Task instructions — Reproduce the data exactly.
● ● ● ● ● ● ●
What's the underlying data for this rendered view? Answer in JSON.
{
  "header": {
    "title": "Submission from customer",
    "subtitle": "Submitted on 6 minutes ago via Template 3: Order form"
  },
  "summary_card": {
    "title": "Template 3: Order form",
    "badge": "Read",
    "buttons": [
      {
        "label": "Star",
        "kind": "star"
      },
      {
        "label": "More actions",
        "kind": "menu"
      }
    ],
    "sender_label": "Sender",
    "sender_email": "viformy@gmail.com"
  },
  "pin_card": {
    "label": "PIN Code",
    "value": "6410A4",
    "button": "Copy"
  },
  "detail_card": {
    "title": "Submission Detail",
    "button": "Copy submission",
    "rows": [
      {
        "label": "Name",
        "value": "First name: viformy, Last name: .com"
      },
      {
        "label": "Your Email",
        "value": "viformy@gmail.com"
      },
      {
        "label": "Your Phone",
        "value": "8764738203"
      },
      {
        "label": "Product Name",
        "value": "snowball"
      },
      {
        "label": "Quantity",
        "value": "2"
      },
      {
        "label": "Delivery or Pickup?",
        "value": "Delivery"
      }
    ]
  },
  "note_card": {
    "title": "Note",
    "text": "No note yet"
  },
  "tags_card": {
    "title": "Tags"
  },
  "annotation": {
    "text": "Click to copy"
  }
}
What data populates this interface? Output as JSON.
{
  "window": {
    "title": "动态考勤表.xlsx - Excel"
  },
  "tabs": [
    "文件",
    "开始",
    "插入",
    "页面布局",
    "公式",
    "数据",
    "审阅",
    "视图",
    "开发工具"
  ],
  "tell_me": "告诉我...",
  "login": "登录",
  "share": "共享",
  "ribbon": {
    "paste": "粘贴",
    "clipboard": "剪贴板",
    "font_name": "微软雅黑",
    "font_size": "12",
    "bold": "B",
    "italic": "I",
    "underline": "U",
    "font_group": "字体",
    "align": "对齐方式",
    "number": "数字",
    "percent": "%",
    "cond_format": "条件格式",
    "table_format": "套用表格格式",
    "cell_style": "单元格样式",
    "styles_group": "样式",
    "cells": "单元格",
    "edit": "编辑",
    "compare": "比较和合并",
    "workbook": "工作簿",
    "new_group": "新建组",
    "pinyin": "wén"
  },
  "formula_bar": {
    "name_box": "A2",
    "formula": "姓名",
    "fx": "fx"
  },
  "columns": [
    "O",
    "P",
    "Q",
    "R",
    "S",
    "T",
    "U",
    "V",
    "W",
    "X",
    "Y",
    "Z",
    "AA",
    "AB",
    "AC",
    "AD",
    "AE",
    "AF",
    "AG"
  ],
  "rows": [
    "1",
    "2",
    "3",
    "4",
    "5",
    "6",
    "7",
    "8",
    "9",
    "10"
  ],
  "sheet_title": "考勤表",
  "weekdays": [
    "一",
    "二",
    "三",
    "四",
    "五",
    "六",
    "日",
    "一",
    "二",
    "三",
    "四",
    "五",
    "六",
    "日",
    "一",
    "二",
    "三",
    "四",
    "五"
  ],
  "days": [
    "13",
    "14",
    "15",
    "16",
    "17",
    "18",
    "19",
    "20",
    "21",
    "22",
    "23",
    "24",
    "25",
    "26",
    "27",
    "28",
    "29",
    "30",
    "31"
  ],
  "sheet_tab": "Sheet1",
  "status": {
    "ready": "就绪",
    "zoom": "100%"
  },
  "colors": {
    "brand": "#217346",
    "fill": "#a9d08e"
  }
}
● ● ● ● ● ● ●
Reply to the task —
What's the underlying data for this rendered view? Answer in JSON.
{
  "header": {
    "title": "Submission from customer",
    "subtitle": "Submitted on 6 minutes ago via Template 3: Order form"
  },
  "summary_card": {
    "title": "Template 3: Order form",
    "badge": "Read",
    "buttons": [
      {
        "label": "Star",
        "kind": "star"
      },
      {
        "label": "More actions",
        "kind": "menu"
      }
    ],
    "sender_label": "Sender",
    "sender_email": "viformy@gmail.com"
  },
  "pin_card": {
    "label": "PIN Code",
    "value": "6410A4",
    "button": "Copy"
  },
  "detail_card": {
    "title": "Submission Detail",
    "button": "Copy submission",
    "rows": [
      {
        "label": "Name",
        "value": "First name: viformy, Last name: .com"
      },
      {
        "label": "Your Email",
        "value": "viformy@gmail.com"
      },
      {
        "label": "Your Phone",
        "value": "8764738203"
      },
      {
        "label": "Product Name",
        "value": "snowball"
      },
      {
        "label": "Quantity",
        "value": "2"
      },
      {
        "label": "Delivery or Pickup?",
        "value": "Delivery"
      }
    ]
  },
  "note_card": {
    "title": "Note",
    "text": "No note yet"
  },
  "tags_card": {
    "title": "Tags"
  },
  "annotation": {
    "text": "Click to copy"
  }
}
What data populates this interface? Output as JSON.
{
  "window": {
    "title": "动态考勤表.xlsx - Excel"
  },
  "tabs": [
    "文件",
    "开始",
    "插入",
    "页面布局",
    "公式",
    "数据",
    "审阅",
    "视图",
    "开发工具"
  ],
  "tell_me": "告诉我...",
  "login": "登录",
  "share": "共享",
  "ribbon": {
    "paste": "粘贴",
    "clipboard": "剪贴板",
    "font_name": "微软雅黑",
    "font_size": "12",
    "bold": "B",
    "italic": "I",
    "underline": "U",
    "font_group": "字体",
    "align": "对齐方式",
    "number": "数字",
    "percent": "%",
    "cond_format": "条件格式",
    "table_format": "套用表格格式",
    "cell_style": "单元格样式",
    "styles_group": "样式",
    "cells": "单元格",
    "edit": "编辑",
    "compare": "比较和合并",
    "workbook": "工作簿",
    "new_group": "新建组",
    "pinyin": "wén"
  },
  "formula_bar": {
    "name_box": "A2",
    "formula": "姓名",
    "fx": "fx"
  },
  "columns": [
    "O",
    "P",
    "Q",
    "R",
    "S",
    "T",
    "U",
    "V",
    "W",
    "X",
    "Y",
    "Z",
    "AA",
    "AB",
    "AC",
    "AD",
    "AE",
    "AF",
    "AG"
  ],
  "rows": [
    "1",
    "2",
    "3",
    "4",
    "5",
    "6",
    "7",
    "8",
    "9",
    "10"
  ],
  "sheet_title": "考勤表",
  "weekdays": [
    "一",
    "二",
    "三",
    "四",
    "五",
    "六",
    "日",
    "一",
    "二",
    "三",
    "四",
    "五",
    "六",
    "日",
    "一",
    "二",
    "三",
    "四",
    "五"
  ],
  "days": [
    "13",
    "14",
    "15",
    "16",
    "17",
    "18",
    "19",
    "20",
    "21",
    "22",
    "23",
    "24",
    "25",
    "26",
    "27",
    "28",
    "29",
    "30",
    "31"
  ],
  "sheet_tab": "Sheet1",
  "status": {
    "ready": "就绪",
    "zoom": "100%"
  },
  "colors": {
    "brand": "#217346",
    "fill": "#a9d08e"
  }
}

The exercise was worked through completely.